_Instruction_
Please transcribe the listing below in full and word for word, without its pictures.

_Records provided_
## BEGIN

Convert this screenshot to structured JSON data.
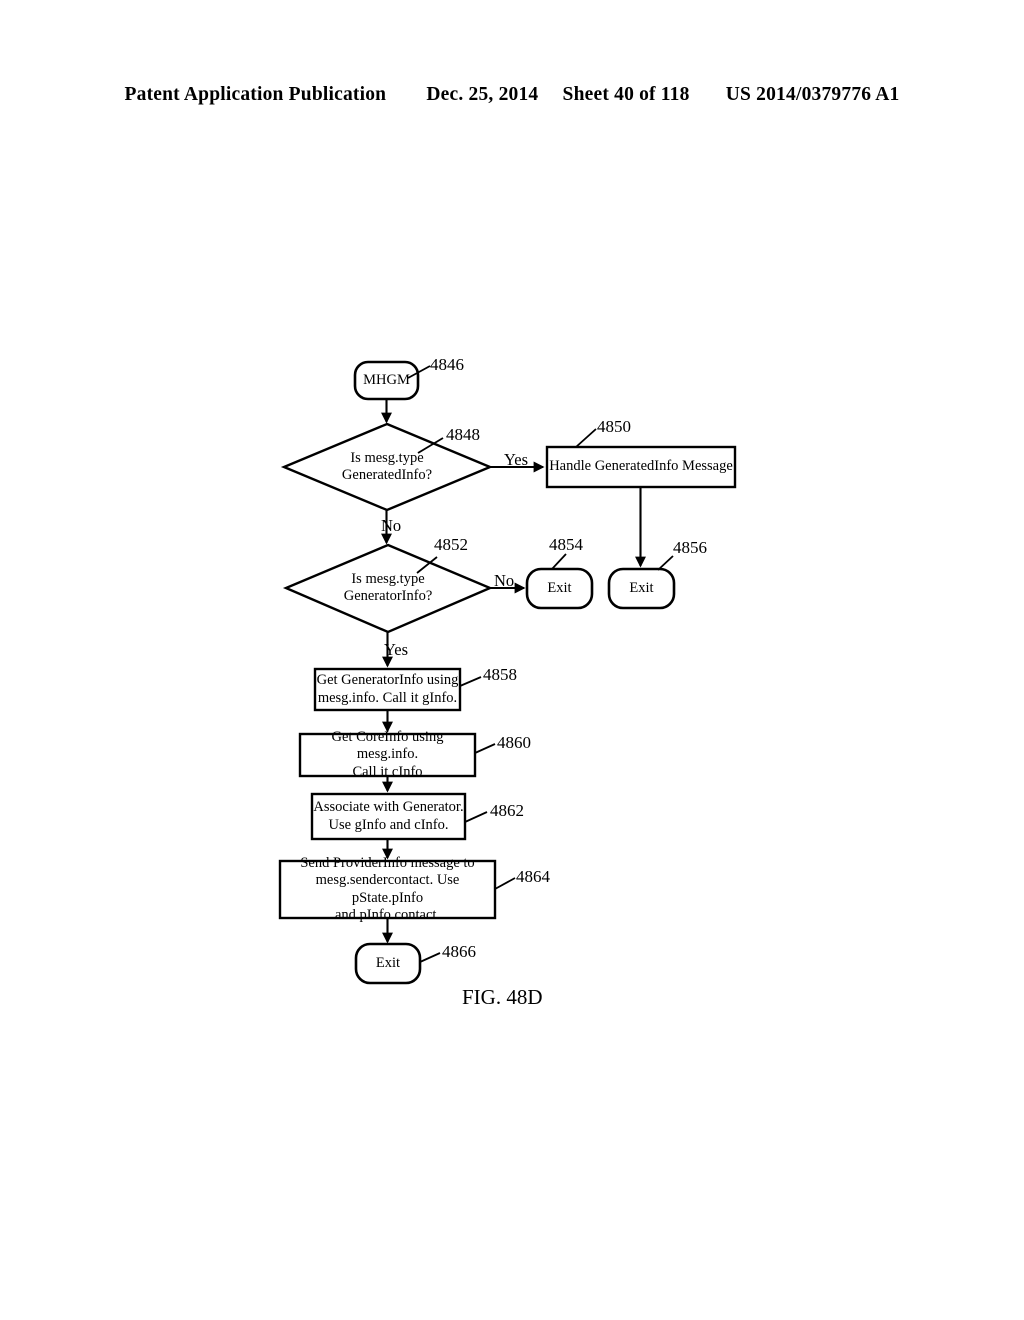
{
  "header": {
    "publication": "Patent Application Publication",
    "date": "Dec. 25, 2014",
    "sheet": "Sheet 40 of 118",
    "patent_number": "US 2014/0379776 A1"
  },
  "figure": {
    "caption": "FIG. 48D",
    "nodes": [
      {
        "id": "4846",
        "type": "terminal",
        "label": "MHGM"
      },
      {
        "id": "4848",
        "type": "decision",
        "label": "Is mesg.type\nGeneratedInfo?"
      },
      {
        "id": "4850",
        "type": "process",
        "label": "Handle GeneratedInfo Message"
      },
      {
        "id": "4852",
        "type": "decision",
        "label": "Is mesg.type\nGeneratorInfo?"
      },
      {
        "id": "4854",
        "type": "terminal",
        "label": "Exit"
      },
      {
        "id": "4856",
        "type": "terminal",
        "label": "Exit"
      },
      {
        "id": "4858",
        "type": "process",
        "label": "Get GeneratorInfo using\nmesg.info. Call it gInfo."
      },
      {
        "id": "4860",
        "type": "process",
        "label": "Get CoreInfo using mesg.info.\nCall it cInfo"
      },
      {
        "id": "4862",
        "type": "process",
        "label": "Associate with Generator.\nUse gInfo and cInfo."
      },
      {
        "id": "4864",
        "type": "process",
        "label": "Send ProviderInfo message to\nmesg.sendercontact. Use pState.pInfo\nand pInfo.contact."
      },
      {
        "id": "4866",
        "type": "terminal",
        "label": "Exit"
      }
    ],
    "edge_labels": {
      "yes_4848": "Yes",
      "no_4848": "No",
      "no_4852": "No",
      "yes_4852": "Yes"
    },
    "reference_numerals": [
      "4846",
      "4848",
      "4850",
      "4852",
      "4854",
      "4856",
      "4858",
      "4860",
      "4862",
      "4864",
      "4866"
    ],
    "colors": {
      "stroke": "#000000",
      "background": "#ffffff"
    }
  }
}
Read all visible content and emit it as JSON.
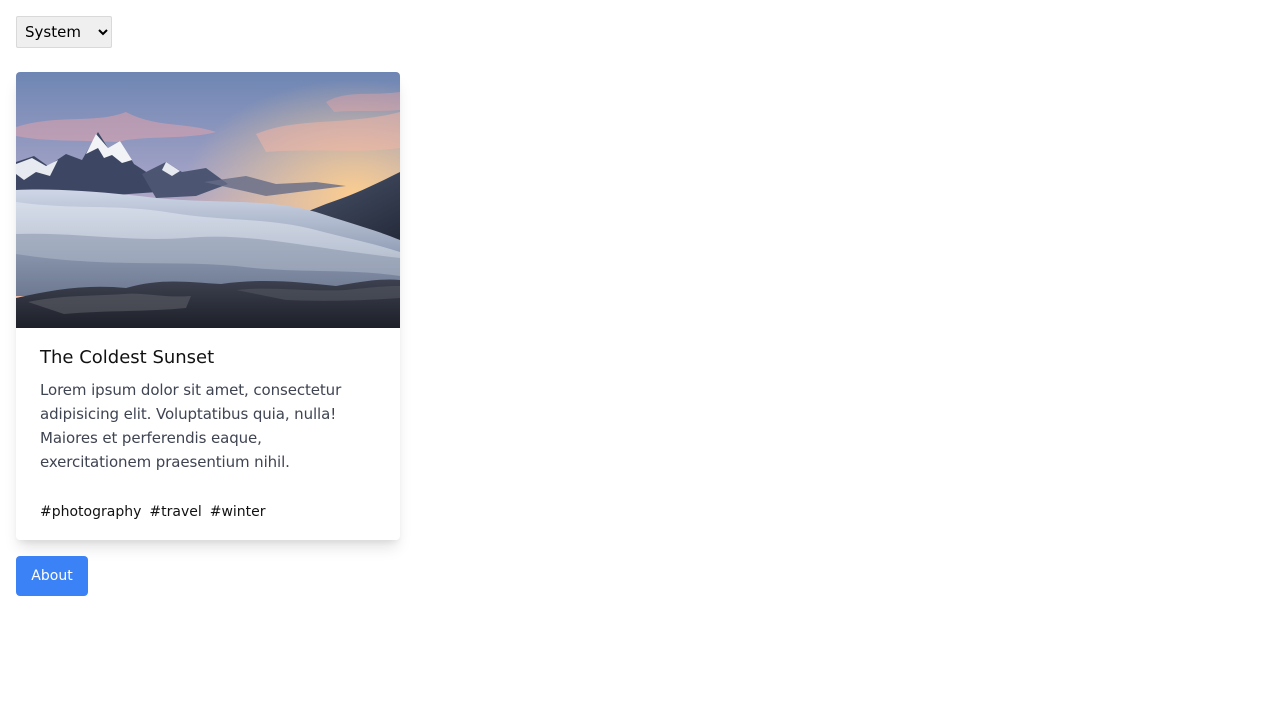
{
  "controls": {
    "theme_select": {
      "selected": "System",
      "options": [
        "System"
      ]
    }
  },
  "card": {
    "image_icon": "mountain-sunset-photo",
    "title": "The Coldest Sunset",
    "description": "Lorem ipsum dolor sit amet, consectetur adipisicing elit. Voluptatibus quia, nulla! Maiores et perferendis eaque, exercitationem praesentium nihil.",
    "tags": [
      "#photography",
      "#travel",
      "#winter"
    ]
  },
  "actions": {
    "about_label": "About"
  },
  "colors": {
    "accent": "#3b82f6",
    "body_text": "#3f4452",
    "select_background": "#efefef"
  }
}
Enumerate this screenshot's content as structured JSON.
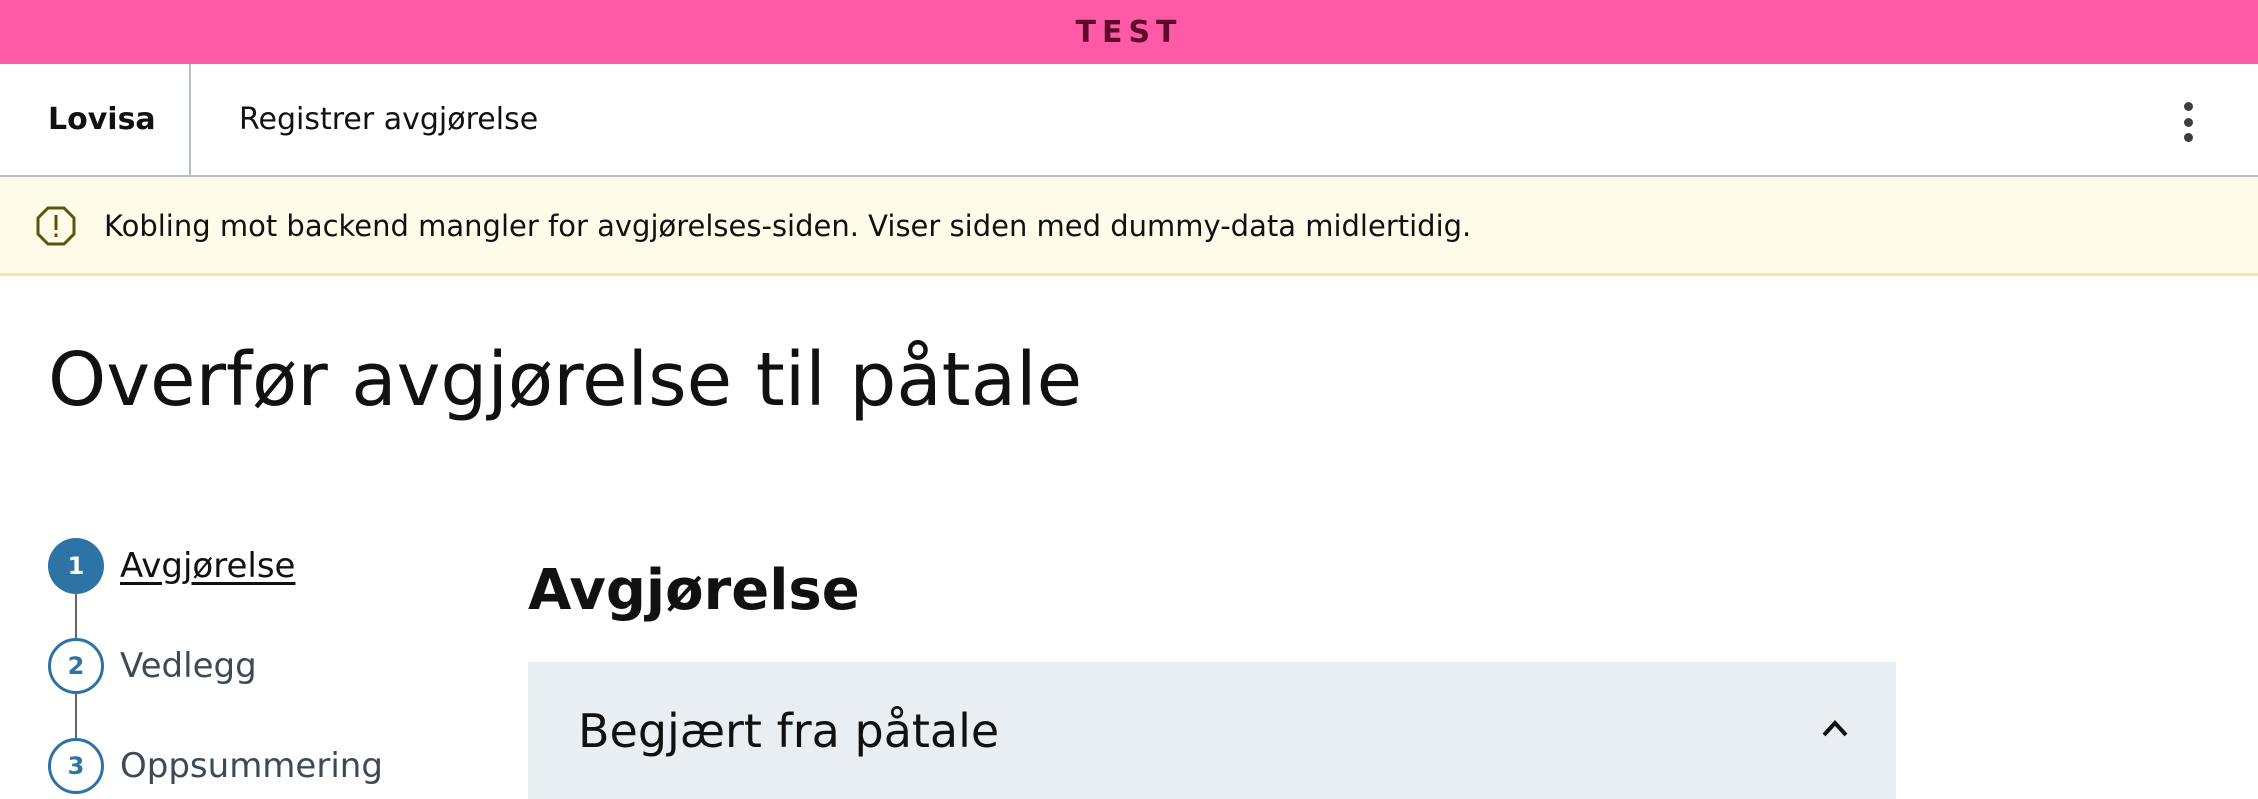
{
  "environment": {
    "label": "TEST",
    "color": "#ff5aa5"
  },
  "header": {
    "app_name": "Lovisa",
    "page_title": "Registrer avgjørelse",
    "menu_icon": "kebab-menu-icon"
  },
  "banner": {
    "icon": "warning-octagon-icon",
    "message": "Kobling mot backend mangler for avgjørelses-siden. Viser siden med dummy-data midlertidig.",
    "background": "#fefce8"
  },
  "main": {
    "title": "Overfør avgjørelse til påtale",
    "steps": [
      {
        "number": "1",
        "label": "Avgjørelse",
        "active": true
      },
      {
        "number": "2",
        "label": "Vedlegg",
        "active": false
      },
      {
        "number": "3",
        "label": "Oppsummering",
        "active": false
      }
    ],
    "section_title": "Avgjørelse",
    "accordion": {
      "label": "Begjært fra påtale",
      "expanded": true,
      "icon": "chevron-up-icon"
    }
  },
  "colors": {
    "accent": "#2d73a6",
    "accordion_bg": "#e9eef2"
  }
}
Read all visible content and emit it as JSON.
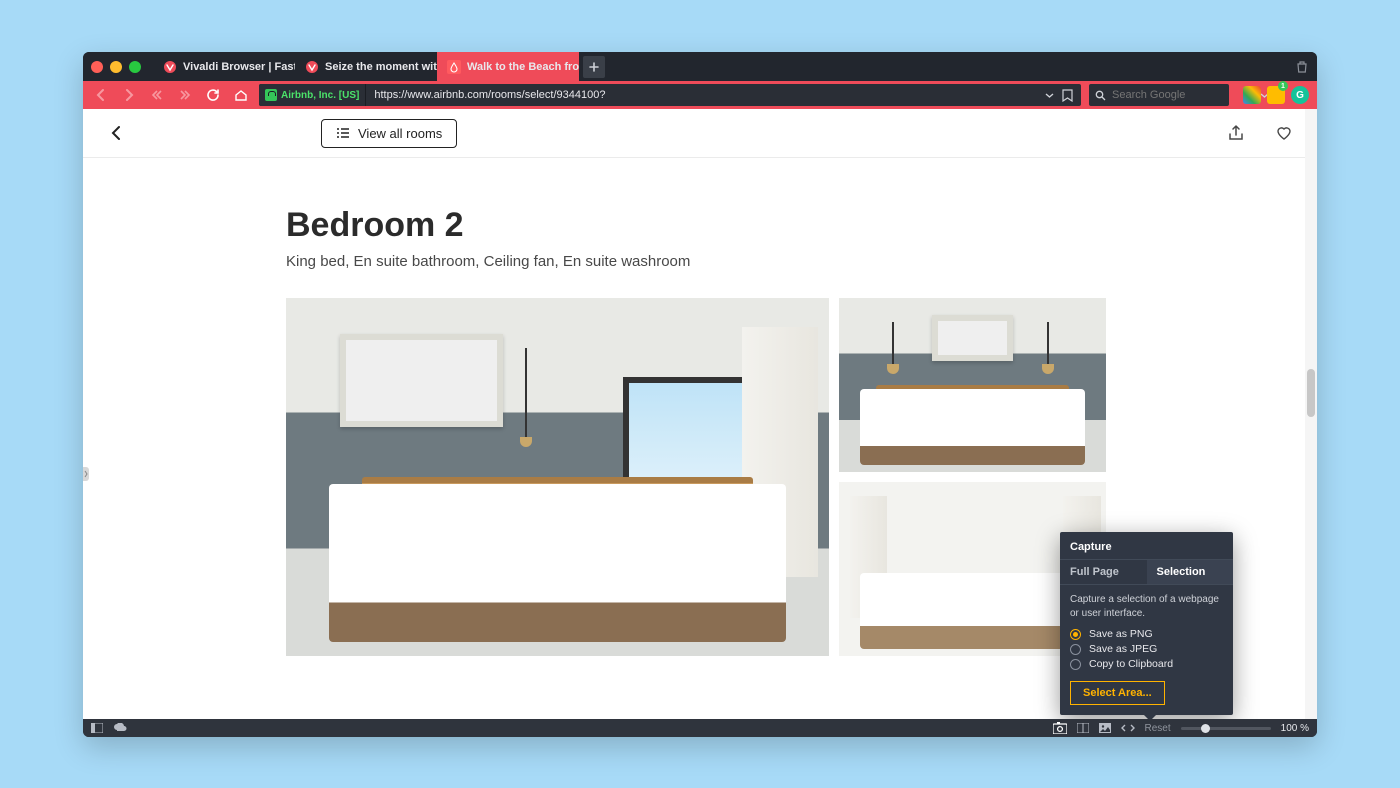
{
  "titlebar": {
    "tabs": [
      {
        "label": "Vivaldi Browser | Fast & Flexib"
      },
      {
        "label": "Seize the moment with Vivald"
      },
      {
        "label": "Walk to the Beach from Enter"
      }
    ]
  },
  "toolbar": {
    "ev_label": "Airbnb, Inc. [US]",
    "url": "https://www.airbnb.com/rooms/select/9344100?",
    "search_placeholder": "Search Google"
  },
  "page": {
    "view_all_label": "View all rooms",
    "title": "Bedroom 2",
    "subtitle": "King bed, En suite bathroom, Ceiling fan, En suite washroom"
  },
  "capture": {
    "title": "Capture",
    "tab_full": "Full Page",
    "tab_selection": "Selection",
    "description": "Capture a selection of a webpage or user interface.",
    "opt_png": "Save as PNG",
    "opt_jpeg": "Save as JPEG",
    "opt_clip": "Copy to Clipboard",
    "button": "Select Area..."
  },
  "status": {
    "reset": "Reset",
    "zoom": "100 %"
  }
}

## END

_Reply to the exercise_
Convert this screenshot to structured JSON data.
{
  "header": {
    "publication": "Patent Application Publication",
    "date": "Dec. 25, 2014",
    "sheet": "Sheet 40 of 118",
    "patent_number": "US 2014/0379776 A1"
  },
  "figure": {
    "caption": "FIG. 48D",
    "nodes": [
      {
        "id": "4846",
        "type": "terminal",
        "label": "MHGM"
      },
      {
        "id": "4848",
        "type": "decision",
        "label": "Is mesg.type\nGeneratedInfo?"
      },
      {
        "id": "4850",
        "type": "process",
        "label": "Handle GeneratedInfo Message"
      },
      {
        "id": "4852",
        "type": "decision",
        "label": "Is mesg.type\nGeneratorInfo?"
      },
      {
        "id": "4854",
        "type": "terminal",
        "label": "Exit"
      },
      {
        "id": "4856",
        "type": "terminal",
        "label": "Exit"
      },
      {
        "id": "4858",
        "type": "process",
        "label": "Get GeneratorInfo using\nmesg.info. Call it gInfo."
      },
      {
        "id": "4860",
        "type": "process",
        "label": "Get CoreInfo using mesg.info.\nCall it cInfo"
      },
      {
        "id": "4862",
        "type": "process",
        "label": "Associate with Generator.\nUse gInfo and cInfo."
      },
      {
        "id": "4864",
        "type": "process",
        "label": "Send ProviderInfo message to\nmesg.sendercontact. Use pState.pInfo\nand pInfo.contact."
      },
      {
        "id": "4866",
        "type": "terminal",
        "label": "Exit"
      }
    ],
    "edge_labels": {
      "yes_4848": "Yes",
      "no_4848": "No",
      "no_4852": "No",
      "yes_4852": "Yes"
    },
    "reference_numerals": [
      "4846",
      "4848",
      "4850",
      "4852",
      "4854",
      "4856",
      "4858",
      "4860",
      "4862",
      "4864",
      "4866"
    ],
    "colors": {
      "stroke": "#000000",
      "background": "#ffffff"
    }
  }
}
Read all visible content and emit it as JSON.
{
  "controls": {
    "theme_select": {
      "selected": "System",
      "options": [
        "System"
      ]
    }
  },
  "card": {
    "image_icon": "mountain-sunset-photo",
    "title": "The Coldest Sunset",
    "description": "Lorem ipsum dolor sit amet, consectetur adipisicing elit. Voluptatibus quia, nulla! Maiores et perferendis eaque, exercitationem praesentium nihil.",
    "tags": [
      "#photography",
      "#travel",
      "#winter"
    ]
  },
  "actions": {
    "about_label": "About"
  },
  "colors": {
    "accent": "#3b82f6",
    "body_text": "#3f4452",
    "select_background": "#efefef"
  }
}
Enumerate this screenshot's content as structured JSON.
{
  "environment": {
    "label": "TEST",
    "color": "#ff5aa5"
  },
  "header": {
    "app_name": "Lovisa",
    "page_title": "Registrer avgjørelse",
    "menu_icon": "kebab-menu-icon"
  },
  "banner": {
    "icon": "warning-octagon-icon",
    "message": "Kobling mot backend mangler for avgjørelses-siden. Viser siden med dummy-data midlertidig.",
    "background": "#fefce8"
  },
  "main": {
    "title": "Overfør avgjørelse til påtale",
    "steps": [
      {
        "number": "1",
        "label": "Avgjørelse",
        "active": true
      },
      {
        "number": "2",
        "label": "Vedlegg",
        "active": false
      },
      {
        "number": "3",
        "label": "Oppsummering",
        "active": false
      }
    ],
    "section_title": "Avgjørelse",
    "accordion": {
      "label": "Begjært fra påtale",
      "expanded": true,
      "icon": "chevron-up-icon"
    }
  },
  "colors": {
    "accent": "#2d73a6",
    "accordion_bg": "#e9eef2"
  }
}
Read all visible content and emit it as JSON.
{
  "titlebar": {
    "tabs": [
      {
        "label": "Vivaldi Browser | Fast & Flexib"
      },
      {
        "label": "Seize the moment with Vivald"
      },
      {
        "label": "Walk to the Beach from Enter"
      }
    ]
  },
  "toolbar": {
    "ev_label": "Airbnb, Inc. [US]",
    "url": "https://www.airbnb.com/rooms/select/9344100?",
    "search_placeholder": "Search Google"
  },
  "page": {
    "view_all_label": "View all rooms",
    "title": "Bedroom 2",
    "subtitle": "King bed, En suite bathroom, Ceiling fan, En suite washroom"
  },
  "capture": {
    "title": "Capture",
    "tab_full": "Full Page",
    "tab_selection": "Selection",
    "description": "Capture a selection of a webpage or user interface.",
    "opt_png": "Save as PNG",
    "opt_jpeg": "Save as JPEG",
    "opt_clip": "Copy to Clipboard",
    "button": "Select Area..."
  },
  "status": {
    "reset": "Reset",
    "zoom": "100 %"
  }
}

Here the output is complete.